Wherever the string "деятельности" appears, copy the whole line.

## begin EXCERPTED RECORDS

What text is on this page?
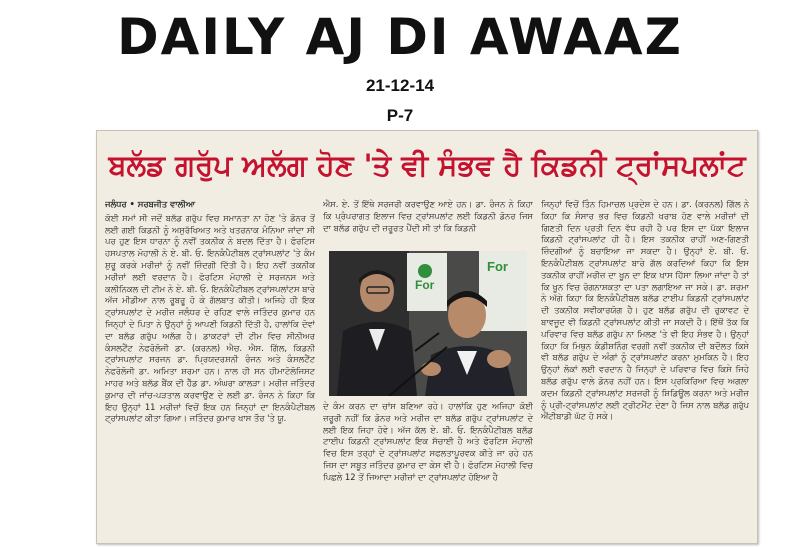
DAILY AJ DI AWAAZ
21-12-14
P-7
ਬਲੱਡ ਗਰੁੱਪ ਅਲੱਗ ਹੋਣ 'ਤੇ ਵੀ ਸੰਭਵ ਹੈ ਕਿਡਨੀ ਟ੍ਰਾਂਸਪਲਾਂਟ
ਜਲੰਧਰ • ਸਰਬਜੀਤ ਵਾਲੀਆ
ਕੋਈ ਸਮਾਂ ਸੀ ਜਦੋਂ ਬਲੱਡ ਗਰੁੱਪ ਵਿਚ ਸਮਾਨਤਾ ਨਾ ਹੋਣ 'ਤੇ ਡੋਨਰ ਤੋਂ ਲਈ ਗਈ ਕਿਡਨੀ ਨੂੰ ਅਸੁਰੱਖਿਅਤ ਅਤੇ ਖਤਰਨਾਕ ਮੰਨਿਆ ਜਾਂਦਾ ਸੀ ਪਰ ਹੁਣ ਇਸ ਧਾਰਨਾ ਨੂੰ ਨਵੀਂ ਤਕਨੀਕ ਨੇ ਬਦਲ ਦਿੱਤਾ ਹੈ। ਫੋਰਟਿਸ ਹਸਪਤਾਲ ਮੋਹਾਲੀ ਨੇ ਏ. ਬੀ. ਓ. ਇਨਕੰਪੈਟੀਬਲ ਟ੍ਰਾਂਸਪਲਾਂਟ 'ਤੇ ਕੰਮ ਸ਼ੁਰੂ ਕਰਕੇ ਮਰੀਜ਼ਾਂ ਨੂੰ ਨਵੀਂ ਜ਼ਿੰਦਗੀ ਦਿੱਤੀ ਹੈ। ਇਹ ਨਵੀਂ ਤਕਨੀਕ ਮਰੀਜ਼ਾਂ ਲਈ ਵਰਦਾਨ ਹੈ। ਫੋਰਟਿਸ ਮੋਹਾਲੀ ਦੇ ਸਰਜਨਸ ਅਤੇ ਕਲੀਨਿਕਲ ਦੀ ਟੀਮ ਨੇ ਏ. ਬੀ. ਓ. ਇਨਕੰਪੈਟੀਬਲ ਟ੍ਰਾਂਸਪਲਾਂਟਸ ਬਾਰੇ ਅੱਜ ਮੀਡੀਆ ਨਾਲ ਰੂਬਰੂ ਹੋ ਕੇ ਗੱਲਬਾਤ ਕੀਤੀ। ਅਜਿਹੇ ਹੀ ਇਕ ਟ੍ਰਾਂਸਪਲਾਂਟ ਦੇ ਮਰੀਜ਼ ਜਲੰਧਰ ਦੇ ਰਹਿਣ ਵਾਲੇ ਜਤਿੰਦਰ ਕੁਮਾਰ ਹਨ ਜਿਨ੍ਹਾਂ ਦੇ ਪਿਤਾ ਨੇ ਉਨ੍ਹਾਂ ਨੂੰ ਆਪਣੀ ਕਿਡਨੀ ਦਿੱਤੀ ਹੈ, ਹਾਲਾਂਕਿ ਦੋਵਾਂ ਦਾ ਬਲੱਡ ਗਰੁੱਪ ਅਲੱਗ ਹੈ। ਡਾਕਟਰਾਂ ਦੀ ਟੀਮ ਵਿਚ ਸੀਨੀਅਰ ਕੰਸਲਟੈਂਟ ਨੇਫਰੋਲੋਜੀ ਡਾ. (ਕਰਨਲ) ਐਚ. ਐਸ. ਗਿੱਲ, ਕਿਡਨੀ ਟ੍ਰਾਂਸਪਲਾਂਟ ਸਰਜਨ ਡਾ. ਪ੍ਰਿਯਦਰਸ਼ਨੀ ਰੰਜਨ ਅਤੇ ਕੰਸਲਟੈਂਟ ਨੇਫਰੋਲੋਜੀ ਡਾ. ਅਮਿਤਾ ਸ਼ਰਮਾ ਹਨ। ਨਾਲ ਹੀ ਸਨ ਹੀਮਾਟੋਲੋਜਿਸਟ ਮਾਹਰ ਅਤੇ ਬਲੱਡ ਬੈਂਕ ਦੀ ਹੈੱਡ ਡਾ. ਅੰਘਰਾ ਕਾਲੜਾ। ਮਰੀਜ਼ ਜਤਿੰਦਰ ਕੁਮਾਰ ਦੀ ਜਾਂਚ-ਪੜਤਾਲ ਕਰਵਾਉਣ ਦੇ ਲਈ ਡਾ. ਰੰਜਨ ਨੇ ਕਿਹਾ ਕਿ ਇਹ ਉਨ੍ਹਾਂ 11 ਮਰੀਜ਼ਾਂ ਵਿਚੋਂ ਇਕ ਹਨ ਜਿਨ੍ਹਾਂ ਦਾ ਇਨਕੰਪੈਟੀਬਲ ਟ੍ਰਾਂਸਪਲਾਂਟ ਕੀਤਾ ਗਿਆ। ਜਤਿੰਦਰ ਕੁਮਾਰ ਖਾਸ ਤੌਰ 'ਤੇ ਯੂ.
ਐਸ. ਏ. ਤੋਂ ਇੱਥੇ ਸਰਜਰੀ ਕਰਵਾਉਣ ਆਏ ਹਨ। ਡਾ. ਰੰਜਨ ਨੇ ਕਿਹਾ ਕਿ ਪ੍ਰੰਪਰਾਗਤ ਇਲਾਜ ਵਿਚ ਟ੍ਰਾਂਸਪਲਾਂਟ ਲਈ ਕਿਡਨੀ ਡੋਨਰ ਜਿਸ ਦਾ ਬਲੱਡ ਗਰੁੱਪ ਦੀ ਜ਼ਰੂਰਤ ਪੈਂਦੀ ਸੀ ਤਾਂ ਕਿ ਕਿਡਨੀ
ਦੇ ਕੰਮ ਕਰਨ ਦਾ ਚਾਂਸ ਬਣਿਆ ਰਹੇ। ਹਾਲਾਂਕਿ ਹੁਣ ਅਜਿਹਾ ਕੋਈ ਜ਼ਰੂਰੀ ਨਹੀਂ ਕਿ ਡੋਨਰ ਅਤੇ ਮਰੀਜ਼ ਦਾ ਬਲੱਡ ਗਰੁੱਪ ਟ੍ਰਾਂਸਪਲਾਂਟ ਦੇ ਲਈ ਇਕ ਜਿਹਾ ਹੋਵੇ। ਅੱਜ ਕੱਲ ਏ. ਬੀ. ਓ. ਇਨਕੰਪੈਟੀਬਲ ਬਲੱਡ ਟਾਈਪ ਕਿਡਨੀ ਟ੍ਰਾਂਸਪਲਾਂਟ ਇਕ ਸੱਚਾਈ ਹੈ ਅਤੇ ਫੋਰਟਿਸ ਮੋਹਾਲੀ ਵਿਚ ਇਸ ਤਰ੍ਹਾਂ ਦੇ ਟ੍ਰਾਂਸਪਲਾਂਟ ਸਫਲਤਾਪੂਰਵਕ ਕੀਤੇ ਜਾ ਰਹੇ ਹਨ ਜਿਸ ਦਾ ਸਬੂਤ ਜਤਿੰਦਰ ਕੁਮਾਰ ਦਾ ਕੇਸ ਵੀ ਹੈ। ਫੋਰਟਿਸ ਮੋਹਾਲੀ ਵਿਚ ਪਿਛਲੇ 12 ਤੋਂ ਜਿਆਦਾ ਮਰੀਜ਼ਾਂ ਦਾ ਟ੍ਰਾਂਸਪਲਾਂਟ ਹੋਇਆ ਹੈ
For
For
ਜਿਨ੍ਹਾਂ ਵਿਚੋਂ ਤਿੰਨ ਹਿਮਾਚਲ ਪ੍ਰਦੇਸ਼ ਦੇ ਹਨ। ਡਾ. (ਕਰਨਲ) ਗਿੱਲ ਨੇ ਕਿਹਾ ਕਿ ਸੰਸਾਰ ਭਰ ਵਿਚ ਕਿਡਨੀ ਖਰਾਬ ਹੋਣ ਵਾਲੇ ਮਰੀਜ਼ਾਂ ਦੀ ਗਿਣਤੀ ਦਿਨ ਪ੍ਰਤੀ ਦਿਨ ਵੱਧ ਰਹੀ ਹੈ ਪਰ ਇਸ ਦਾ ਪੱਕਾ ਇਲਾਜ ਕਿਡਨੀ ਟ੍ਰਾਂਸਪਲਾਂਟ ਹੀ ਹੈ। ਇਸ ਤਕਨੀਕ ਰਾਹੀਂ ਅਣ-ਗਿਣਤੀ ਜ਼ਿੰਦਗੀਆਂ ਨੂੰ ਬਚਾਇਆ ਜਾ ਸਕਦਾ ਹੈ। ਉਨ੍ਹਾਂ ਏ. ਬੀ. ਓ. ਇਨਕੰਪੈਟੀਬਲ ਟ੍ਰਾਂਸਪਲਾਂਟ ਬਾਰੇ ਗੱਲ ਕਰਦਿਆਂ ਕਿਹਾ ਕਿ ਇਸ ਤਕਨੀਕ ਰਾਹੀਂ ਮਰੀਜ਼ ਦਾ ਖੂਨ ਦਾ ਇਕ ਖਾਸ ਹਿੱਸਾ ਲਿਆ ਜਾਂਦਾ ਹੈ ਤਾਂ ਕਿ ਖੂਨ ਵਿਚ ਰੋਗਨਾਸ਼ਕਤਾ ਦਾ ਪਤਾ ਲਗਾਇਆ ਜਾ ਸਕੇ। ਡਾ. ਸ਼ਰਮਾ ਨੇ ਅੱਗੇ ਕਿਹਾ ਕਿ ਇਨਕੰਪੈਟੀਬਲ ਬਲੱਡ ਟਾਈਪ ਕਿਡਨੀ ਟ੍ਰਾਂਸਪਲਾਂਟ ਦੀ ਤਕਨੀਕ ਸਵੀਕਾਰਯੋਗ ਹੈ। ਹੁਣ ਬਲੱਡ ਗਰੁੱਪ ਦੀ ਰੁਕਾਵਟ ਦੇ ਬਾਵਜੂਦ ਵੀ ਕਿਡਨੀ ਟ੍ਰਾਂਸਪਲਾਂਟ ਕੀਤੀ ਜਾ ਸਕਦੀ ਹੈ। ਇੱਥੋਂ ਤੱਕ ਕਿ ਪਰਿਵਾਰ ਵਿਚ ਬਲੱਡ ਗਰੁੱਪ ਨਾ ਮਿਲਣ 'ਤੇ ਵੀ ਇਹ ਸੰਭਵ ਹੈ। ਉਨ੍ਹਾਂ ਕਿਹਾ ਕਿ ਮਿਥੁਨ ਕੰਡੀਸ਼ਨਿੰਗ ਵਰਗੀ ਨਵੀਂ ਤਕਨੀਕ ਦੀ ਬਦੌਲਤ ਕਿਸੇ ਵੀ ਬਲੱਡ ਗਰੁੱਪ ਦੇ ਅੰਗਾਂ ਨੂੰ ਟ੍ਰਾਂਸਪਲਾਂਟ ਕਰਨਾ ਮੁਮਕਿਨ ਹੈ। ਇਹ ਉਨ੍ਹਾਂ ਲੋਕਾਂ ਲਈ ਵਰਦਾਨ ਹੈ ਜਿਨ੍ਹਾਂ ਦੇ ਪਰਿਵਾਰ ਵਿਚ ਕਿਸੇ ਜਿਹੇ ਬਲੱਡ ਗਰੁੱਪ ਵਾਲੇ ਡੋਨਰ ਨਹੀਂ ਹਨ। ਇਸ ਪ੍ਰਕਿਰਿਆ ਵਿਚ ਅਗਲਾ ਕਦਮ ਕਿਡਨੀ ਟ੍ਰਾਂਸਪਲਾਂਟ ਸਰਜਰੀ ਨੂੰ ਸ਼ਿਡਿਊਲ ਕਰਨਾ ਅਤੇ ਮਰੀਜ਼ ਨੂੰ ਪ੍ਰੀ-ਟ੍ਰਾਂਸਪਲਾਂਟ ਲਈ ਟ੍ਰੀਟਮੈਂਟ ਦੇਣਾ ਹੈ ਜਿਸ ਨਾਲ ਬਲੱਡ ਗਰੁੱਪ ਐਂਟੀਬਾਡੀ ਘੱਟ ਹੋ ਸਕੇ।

## end EXCERPTED RECORDS
## begin EXCERPTED RECORDS

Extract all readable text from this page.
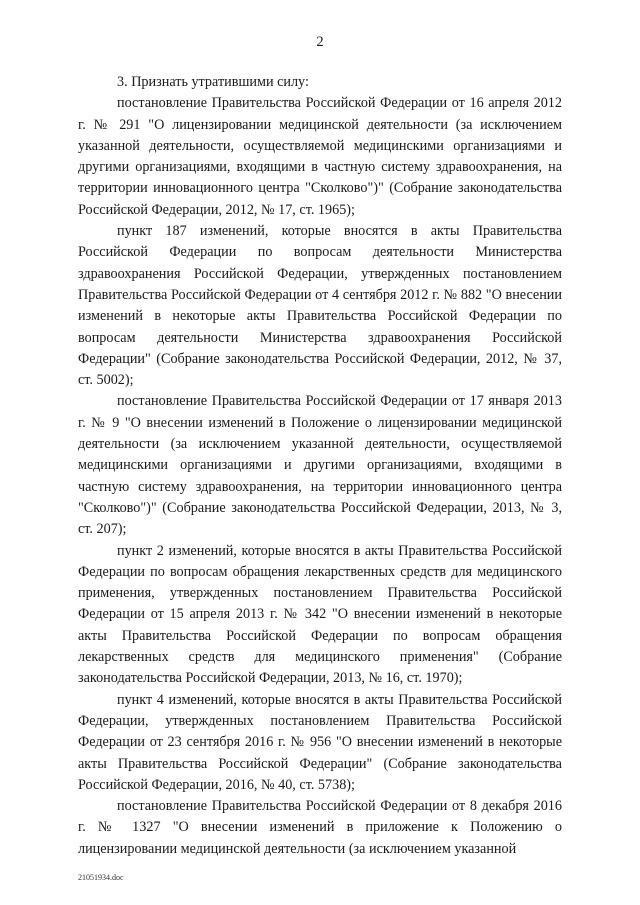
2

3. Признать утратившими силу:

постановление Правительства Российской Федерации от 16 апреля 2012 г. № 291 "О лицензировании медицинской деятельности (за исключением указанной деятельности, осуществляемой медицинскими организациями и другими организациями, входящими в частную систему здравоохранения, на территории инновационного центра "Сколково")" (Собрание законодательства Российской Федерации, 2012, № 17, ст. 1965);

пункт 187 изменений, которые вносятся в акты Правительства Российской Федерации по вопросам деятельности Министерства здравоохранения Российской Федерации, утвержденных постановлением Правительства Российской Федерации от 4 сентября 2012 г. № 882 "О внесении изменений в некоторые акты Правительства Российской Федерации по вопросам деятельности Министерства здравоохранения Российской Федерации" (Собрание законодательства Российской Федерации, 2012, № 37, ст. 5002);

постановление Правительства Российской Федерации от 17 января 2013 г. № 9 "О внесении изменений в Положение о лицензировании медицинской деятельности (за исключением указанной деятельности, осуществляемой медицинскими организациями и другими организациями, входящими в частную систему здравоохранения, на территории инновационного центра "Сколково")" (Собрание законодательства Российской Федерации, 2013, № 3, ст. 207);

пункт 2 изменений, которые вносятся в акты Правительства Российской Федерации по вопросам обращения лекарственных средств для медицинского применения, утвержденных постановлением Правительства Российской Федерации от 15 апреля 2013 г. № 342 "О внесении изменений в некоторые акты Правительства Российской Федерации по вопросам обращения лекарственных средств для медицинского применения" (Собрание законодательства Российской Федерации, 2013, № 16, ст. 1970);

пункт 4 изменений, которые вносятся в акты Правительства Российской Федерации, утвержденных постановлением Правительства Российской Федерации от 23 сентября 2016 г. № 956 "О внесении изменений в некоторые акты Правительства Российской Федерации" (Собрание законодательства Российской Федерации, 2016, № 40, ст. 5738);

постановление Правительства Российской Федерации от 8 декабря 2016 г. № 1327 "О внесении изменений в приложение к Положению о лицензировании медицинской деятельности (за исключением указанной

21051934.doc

## end EXCERPTED RECORDS

## ANSWER FOR THE TASK
постановление Правительства Российской Федерации от 16 апреля 2012 г. № 291 "О лицензировании медицинской деятельности (за исключением указанной деятельности, осуществляемой медицинскими организациями и другими организациями, входящими в частную систему здравоохранения, на территории инновационного центра "Сколково")" (Собрание законодательства Российской Федерации, 2012, № 17, ст. 1965);
пункт 187 изменений, которые вносятся в акты Правительства Российской Федерации по вопросам деятельности Министерства здравоохранения Российской Федерации, утвержденных постановлением Правительства Российской Федерации от 4 сентября 2012 г. № 882 "О внесении изменений в некоторые акты Правительства Российской Федерации по вопросам деятельности Министерства здравоохранения Российской Федерации" (Собрание законодательства Российской Федерации, 2012, № 37, ст. 5002);
постановление Правительства Российской Федерации от 17 января 2013 г. № 9 "О внесении изменений в Положение о лицензировании медицинской деятельности (за исключением указанной деятельности, осуществляемой медицинскими организациями и другими организациями, входящими в частную систему здравоохранения, на территории инновационного центра "Сколково")" (Собрание законодательства Российской Федерации, 2013, № 3, ст. 207);
постановление Правительства Российской Федерации от 8 декабря 2016 г. № 1327 "О внесении изменений в приложение к Положению о лицензировании медицинской деятельности (за исключением указанной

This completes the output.